▶ WHAT IS NEEDED
Read through the entries below and return each line with the word "JSON".
-- BEGIN --
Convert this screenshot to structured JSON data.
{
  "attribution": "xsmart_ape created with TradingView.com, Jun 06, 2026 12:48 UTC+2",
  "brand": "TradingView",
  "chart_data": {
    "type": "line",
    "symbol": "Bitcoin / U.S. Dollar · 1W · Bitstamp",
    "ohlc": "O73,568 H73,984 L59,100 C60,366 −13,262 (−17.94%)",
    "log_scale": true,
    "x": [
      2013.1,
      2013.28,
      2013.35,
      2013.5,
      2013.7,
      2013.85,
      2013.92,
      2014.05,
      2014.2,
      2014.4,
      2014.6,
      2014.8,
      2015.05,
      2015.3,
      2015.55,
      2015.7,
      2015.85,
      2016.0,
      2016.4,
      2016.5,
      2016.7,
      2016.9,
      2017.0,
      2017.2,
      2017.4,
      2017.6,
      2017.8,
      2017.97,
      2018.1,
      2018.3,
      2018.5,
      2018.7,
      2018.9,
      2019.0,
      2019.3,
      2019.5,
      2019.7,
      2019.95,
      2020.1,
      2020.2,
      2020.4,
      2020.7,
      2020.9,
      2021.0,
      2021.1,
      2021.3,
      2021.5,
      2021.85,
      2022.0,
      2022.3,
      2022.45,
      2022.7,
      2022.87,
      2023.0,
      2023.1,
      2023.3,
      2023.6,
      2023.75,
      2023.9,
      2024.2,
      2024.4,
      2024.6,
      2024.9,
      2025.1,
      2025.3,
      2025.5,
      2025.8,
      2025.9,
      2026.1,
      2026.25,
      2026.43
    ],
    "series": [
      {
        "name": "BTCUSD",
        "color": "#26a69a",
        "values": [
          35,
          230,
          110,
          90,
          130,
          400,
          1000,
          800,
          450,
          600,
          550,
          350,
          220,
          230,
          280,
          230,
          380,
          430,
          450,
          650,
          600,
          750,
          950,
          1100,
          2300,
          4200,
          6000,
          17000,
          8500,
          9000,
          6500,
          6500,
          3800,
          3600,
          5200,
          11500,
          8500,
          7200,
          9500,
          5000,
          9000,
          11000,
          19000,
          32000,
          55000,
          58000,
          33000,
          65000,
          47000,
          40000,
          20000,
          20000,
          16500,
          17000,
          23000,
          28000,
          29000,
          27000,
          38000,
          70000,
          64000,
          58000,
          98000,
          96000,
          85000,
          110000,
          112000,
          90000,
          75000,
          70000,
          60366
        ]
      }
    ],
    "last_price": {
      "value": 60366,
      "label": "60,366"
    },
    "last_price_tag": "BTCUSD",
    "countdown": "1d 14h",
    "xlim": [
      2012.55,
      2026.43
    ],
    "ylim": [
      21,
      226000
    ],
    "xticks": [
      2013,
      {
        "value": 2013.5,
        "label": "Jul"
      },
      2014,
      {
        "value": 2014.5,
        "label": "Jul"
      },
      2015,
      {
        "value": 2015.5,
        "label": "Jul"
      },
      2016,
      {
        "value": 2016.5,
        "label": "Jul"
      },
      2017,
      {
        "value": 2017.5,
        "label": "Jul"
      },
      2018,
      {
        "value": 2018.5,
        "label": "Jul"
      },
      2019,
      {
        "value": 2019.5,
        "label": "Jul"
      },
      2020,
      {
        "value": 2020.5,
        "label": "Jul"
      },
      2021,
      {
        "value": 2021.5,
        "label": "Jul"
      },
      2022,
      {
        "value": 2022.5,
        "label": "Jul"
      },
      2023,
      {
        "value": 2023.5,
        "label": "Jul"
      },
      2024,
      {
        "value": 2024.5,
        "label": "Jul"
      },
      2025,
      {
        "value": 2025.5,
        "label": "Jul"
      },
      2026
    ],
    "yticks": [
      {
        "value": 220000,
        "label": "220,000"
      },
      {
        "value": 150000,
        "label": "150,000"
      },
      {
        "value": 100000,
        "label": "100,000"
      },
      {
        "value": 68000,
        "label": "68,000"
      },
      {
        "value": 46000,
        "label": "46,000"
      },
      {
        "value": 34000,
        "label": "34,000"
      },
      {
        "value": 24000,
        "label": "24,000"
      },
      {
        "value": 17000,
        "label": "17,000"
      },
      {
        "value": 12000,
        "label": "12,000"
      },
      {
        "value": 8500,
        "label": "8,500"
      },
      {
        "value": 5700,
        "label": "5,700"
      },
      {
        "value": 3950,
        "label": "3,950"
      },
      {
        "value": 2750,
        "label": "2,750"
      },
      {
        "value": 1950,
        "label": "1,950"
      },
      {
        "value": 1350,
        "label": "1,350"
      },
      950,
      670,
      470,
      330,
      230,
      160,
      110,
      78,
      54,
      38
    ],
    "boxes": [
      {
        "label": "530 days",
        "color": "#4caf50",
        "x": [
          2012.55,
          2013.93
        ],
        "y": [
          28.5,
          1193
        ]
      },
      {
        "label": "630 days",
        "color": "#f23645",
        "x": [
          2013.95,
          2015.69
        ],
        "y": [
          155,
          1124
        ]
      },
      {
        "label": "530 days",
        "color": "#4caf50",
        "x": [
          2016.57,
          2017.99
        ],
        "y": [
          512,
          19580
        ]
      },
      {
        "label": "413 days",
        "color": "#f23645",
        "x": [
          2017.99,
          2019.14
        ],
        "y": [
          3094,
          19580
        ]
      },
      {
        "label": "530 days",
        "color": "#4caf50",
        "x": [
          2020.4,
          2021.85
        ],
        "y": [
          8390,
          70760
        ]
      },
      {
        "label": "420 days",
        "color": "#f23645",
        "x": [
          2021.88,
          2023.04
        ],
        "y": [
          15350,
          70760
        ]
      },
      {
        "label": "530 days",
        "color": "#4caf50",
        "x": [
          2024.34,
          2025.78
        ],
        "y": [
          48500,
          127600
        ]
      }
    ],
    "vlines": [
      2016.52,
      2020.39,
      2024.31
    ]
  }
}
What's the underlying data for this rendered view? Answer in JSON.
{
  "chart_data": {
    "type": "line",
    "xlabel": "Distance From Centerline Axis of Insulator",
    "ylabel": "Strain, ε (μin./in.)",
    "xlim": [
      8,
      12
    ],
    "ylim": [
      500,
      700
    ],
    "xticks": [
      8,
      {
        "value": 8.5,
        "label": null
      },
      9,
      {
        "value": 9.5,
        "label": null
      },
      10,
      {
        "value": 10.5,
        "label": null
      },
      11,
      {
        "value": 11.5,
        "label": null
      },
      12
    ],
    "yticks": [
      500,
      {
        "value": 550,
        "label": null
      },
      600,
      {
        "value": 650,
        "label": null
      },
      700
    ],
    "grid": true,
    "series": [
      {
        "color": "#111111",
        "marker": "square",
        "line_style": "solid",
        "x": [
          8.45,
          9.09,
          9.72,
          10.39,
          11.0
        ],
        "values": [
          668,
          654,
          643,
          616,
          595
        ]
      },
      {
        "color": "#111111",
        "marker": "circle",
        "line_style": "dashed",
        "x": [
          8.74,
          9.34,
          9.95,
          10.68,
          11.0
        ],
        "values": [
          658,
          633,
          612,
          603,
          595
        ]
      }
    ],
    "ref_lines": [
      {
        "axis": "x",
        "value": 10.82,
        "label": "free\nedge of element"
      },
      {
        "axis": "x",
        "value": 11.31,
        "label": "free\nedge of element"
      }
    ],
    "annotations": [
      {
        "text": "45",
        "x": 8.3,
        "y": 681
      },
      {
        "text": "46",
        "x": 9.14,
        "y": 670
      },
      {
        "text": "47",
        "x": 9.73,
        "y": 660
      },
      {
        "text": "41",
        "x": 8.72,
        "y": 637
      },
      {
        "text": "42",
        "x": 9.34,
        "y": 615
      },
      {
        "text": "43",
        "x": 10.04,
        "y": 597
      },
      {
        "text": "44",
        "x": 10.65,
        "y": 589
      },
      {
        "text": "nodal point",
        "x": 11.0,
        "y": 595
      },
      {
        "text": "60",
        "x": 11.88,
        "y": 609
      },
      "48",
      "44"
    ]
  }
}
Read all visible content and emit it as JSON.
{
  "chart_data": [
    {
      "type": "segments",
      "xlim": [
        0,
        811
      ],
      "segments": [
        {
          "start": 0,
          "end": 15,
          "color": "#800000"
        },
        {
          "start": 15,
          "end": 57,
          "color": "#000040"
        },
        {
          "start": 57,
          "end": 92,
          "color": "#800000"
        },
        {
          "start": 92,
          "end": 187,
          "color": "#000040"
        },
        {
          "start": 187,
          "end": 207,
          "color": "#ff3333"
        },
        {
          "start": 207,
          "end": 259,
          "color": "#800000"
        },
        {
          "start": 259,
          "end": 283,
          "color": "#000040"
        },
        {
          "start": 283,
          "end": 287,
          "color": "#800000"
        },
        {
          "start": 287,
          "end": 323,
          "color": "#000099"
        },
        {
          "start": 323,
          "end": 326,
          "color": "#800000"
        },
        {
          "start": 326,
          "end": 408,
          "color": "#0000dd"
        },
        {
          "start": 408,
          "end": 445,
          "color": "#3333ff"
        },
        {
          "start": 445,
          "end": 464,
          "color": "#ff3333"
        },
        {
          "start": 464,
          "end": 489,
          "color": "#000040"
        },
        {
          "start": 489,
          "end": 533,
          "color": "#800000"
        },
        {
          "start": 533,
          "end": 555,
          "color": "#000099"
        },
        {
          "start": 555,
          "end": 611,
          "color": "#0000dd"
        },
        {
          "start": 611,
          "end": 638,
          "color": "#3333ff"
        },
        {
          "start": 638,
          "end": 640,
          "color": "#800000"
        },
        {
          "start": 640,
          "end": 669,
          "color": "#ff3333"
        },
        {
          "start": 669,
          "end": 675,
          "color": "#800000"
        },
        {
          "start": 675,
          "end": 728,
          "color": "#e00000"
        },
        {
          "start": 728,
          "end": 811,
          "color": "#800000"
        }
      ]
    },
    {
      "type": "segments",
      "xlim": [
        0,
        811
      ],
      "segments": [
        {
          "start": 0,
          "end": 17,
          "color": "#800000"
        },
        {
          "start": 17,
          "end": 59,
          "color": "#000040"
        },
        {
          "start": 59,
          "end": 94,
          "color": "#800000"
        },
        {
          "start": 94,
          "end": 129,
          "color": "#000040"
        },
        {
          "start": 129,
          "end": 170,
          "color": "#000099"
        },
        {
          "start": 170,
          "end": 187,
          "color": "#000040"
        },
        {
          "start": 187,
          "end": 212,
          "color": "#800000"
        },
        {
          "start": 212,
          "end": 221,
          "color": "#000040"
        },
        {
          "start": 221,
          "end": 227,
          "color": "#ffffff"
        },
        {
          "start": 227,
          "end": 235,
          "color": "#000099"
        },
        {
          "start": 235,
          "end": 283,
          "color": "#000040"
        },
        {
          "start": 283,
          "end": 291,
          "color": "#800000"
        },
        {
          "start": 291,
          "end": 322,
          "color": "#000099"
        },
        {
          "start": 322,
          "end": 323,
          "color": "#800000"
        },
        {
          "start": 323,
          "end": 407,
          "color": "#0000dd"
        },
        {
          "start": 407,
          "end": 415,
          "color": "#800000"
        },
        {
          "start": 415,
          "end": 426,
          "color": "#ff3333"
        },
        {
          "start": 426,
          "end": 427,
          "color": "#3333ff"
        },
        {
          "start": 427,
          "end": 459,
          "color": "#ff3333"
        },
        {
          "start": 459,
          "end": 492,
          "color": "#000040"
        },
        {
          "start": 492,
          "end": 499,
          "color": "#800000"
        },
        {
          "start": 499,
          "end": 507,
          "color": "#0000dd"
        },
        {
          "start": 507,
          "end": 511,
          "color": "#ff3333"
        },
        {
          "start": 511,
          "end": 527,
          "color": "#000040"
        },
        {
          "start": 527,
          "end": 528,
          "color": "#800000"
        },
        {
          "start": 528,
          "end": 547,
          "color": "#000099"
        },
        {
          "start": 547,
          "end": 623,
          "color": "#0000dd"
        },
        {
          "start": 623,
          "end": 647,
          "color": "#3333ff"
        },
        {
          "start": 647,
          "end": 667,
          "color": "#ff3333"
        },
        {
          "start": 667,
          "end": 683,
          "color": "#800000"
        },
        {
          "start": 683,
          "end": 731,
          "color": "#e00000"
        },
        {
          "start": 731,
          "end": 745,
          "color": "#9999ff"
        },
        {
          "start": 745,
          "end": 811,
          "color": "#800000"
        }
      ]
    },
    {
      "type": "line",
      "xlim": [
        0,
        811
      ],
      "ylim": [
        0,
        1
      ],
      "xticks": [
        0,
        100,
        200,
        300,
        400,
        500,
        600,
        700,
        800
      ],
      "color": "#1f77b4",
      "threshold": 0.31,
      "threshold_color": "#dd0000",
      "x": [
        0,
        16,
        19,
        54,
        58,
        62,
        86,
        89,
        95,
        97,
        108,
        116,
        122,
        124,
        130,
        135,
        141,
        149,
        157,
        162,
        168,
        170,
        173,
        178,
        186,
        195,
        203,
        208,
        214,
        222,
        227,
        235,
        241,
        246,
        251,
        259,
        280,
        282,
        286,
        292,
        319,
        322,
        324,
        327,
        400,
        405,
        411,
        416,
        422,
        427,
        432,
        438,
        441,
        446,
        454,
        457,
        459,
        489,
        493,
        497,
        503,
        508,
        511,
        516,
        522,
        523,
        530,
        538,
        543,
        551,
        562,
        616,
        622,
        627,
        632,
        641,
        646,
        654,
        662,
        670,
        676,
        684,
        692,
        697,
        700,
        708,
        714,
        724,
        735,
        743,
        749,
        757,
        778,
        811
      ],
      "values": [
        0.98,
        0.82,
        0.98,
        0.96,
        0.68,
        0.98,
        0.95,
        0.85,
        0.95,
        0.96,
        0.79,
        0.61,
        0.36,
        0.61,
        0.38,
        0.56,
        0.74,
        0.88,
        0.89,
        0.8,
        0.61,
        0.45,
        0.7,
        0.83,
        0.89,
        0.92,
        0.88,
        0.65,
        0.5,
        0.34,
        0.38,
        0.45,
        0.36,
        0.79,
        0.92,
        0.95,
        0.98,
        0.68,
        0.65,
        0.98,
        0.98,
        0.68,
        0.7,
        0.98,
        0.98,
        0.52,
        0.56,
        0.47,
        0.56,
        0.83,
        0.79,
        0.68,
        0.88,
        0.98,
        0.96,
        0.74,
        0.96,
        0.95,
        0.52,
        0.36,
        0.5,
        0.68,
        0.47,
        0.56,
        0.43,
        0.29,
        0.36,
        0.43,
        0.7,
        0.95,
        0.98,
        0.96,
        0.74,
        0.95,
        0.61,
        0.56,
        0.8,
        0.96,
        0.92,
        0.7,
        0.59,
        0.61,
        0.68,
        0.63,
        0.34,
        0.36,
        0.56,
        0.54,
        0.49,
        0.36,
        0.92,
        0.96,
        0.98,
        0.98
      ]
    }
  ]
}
-- END --
▶ SOLUTION FOR THIS PROBLEM
Convert this screenshot to structured JSON data.
What's the underlying data for this rendered view? Answer in JSON.
Read all visible content and emit it as JSON.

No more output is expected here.